**TO BE DONE:** Give back the full material, exactly as it reads.
>> Begin RECORDS FOR THIS EXERCISE
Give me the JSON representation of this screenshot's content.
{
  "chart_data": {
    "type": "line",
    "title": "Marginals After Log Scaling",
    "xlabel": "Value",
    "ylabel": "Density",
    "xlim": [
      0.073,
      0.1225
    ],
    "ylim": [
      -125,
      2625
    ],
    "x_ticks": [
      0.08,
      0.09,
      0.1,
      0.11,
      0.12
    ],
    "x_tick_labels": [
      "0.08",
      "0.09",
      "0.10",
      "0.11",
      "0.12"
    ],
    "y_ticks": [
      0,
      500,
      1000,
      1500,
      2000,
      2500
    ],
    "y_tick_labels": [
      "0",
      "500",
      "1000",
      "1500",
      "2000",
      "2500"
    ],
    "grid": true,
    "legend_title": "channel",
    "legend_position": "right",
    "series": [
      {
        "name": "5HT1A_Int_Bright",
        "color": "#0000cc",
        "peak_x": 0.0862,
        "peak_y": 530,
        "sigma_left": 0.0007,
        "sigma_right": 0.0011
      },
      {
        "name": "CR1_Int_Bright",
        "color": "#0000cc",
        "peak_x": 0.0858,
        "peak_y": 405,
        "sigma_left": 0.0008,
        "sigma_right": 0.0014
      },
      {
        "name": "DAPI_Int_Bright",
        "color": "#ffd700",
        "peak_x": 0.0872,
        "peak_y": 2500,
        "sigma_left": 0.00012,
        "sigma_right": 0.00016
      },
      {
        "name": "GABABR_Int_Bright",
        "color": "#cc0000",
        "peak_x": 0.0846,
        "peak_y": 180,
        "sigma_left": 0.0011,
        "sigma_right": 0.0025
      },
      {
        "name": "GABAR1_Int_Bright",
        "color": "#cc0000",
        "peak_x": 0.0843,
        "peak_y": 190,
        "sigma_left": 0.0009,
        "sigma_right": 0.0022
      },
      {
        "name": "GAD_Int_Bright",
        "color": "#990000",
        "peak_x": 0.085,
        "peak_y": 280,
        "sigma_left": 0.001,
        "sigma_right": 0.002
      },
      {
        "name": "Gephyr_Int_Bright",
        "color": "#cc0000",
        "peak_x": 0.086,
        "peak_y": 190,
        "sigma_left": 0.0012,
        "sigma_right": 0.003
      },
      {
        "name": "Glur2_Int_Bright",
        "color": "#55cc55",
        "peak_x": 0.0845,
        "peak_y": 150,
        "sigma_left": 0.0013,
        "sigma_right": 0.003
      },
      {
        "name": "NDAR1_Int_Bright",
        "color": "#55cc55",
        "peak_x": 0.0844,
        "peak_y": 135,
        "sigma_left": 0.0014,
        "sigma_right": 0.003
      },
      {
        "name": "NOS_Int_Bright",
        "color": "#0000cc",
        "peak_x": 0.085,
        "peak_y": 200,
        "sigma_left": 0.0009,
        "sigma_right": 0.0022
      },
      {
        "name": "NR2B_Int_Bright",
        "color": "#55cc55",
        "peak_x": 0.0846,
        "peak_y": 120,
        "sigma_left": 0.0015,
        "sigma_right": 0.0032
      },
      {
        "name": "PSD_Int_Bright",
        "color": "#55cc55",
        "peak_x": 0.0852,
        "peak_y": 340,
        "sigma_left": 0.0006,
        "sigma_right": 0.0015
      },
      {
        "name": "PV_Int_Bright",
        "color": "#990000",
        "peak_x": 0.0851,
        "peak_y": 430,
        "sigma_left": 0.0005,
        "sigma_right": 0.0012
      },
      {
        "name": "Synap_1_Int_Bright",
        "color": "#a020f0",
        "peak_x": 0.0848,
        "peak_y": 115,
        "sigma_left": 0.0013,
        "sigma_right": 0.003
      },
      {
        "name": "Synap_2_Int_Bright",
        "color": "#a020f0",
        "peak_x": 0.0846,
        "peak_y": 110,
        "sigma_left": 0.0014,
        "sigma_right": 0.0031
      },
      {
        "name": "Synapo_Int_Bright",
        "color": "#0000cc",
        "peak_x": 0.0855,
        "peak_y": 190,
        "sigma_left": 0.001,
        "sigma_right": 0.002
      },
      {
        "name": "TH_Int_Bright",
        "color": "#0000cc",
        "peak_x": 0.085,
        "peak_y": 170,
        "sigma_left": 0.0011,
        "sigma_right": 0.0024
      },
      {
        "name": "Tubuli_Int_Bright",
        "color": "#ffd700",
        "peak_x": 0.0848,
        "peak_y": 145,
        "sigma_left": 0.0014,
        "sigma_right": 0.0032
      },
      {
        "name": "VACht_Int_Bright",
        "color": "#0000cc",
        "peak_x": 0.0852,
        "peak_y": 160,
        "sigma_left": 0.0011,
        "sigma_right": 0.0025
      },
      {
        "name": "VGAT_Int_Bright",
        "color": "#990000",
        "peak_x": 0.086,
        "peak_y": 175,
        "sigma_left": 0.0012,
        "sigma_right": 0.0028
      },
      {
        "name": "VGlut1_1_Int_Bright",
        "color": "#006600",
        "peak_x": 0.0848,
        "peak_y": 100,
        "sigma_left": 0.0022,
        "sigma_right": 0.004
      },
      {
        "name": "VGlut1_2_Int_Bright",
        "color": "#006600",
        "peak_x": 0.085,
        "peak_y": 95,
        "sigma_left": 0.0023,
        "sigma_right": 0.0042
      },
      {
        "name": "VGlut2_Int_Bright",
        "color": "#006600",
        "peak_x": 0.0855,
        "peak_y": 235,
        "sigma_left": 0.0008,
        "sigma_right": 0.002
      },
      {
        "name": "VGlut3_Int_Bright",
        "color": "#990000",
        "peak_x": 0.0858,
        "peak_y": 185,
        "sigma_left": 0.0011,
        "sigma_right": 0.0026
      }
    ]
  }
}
>> End RECORDS FOR THIS EXERCISE
**TASK RESULT:**
Give me the JSON representation of this screenshot's content.
{
  "chart_data": {
    "type": "line",
    "title": "Marginals After Log Scaling",
    "xlabel": "Value",
    "ylabel": "Density",
    "xlim": [
      0.073,
      0.1225
    ],
    "ylim": [
      -125,
      2625
    ],
    "x_ticks": [
      0.08,
      0.09,
      0.1,
      0.11,
      0.12
    ],
    "x_tick_labels": [
      "0.08",
      "0.09",
      "0.10",
      "0.11",
      "0.12"
    ],
    "y_ticks": [
      0,
      500,
      1000,
      1500,
      2000,
      2500
    ],
    "y_tick_labels": [
      "0",
      "500",
      "1000",
      "1500",
      "2000",
      "2500"
    ],
    "grid": true,
    "legend_title": "channel",
    "legend_position": "right",
    "series": [
      {
        "name": "5HT1A_Int_Bright",
        "color": "#0000cc",
        "peak_x": 0.0862,
        "peak_y": 530,
        "sigma_left": 0.0007,
        "sigma_right": 0.0011
      },
      {
        "name": "CR1_Int_Bright",
        "color": "#0000cc",
        "peak_x": 0.0858,
        "peak_y": 405,
        "sigma_left": 0.0008,
        "sigma_right": 0.0014
      },
      {
        "name": "DAPI_Int_Bright",
        "color": "#ffd700",
        "peak_x": 0.0872,
        "peak_y": 2500,
        "sigma_left": 0.00012,
        "sigma_right": 0.00016
      },
      {
        "name": "GABABR_Int_Bright",
        "color": "#cc0000",
        "peak_x": 0.0846,
        "peak_y": 180,
        "sigma_left": 0.0011,
        "sigma_right": 0.0025
      },
      {
        "name": "GABAR1_Int_Bright",
        "color": "#cc0000",
        "peak_x": 0.0843,
        "peak_y": 190,
        "sigma_left": 0.0009,
        "sigma_right": 0.0022
      },
      {
        "name": "GAD_Int_Bright",
        "color": "#990000",
        "peak_x": 0.085,
        "peak_y": 280,
        "sigma_left": 0.001,
        "sigma_right": 0.002
      },
      {
        "name": "Gephyr_Int_Bright",
        "color": "#cc0000",
        "peak_x": 0.086,
        "peak_y": 190,
        "sigma_left": 0.0012,
        "sigma_right": 0.003
      },
      {
        "name": "Glur2_Int_Bright",
        "color": "#55cc55",
        "peak_x": 0.0845,
        "peak_y": 150,
        "sigma_left": 0.0013,
        "sigma_right": 0.003
      },
      {
        "name": "NDAR1_Int_Bright",
        "color": "#55cc55",
        "peak_x": 0.0844,
        "peak_y": 135,
        "sigma_left": 0.0014,
        "sigma_right": 0.003
      },
      {
        "name": "NOS_Int_Bright",
        "color": "#0000cc",
        "peak_x": 0.085,
        "peak_y": 200,
        "sigma_left": 0.0009,
        "sigma_right": 0.0022
      },
      {
        "name": "NR2B_Int_Bright",
        "color": "#55cc55",
        "peak_x": 0.0846,
        "peak_y": 120,
        "sigma_left": 0.0015,
        "sigma_right": 0.0032
      },
      {
        "name": "PSD_Int_Bright",
        "color": "#55cc55",
        "peak_x": 0.0852,
        "peak_y": 340,
        "sigma_left": 0.0006,
        "sigma_right": 0.0015
      },
      {
        "name": "PV_Int_Bright",
        "color": "#990000",
        "peak_x": 0.0851,
        "peak_y": 430,
        "sigma_left": 0.0005,
        "sigma_right": 0.0012
      },
      {
        "name": "Synap_1_Int_Bright",
        "color": "#a020f0",
        "peak_x": 0.0848,
        "peak_y": 115,
        "sigma_left": 0.0013,
        "sigma_right": 0.003
      },
      {
        "name": "Synap_2_Int_Bright",
        "color": "#a020f0",
        "peak_x": 0.0846,
        "peak_y": 110,
        "sigma_left": 0.0014,
        "sigma_right": 0.0031
      },
      {
        "name": "Synapo_Int_Bright",
        "color": "#0000cc",
        "peak_x": 0.0855,
        "peak_y": 190,
        "sigma_left": 0.001,
        "sigma_right": 0.002
      },
      {
        "name": "TH_Int_Bright",
        "color": "#0000cc",
        "peak_x": 0.085,
        "peak_y": 170,
        "sigma_left": 0.0011,
        "sigma_right": 0.0024
      },
      {
        "name": "Tubuli_Int_Bright",
        "color": "#ffd700",
        "peak_x": 0.0848,
        "peak_y": 145,
        "sigma_left": 0.0014,
        "sigma_right": 0.0032
      },
      {
        "name": "VACht_Int_Bright",
        "color": "#0000cc",
        "peak_x": 0.0852,
        "peak_y": 160,
        "sigma_left": 0.0011,
        "sigma_right": 0.0025
      },
      {
        "name": "VGAT_Int_Bright",
        "color": "#990000",
        "peak_x": 0.086,
        "peak_y": 175,
        "sigma_left": 0.0012,
        "sigma_right": 0.0028
      },
      {
        "name": "VGlut1_1_Int_Bright",
        "color": "#006600",
        "peak_x": 0.0848,
        "peak_y": 100,
        "sigma_left": 0.0022,
        "sigma_right": 0.004
      },
      {
        "name": "VGlut1_2_Int_Bright",
        "color": "#006600",
        "peak_x": 0.085,
        "peak_y": 95,
        "sigma_left": 0.0023,
        "sigma_right": 0.0042
      },
      {
        "name": "VGlut2_Int_Bright",
        "color": "#006600",
        "peak_x": 0.0855,
        "peak_y": 235,
        "sigma_left": 0.0008,
        "sigma_right": 0.002
      },
      {
        "name": "VGlut3_Int_Bright",
        "color": "#990000",
        "peak_x": 0.0858,
        "peak_y": 185,
        "sigma_left": 0.0011,
        "sigma_right": 0.0026
      }
    ]
  }
}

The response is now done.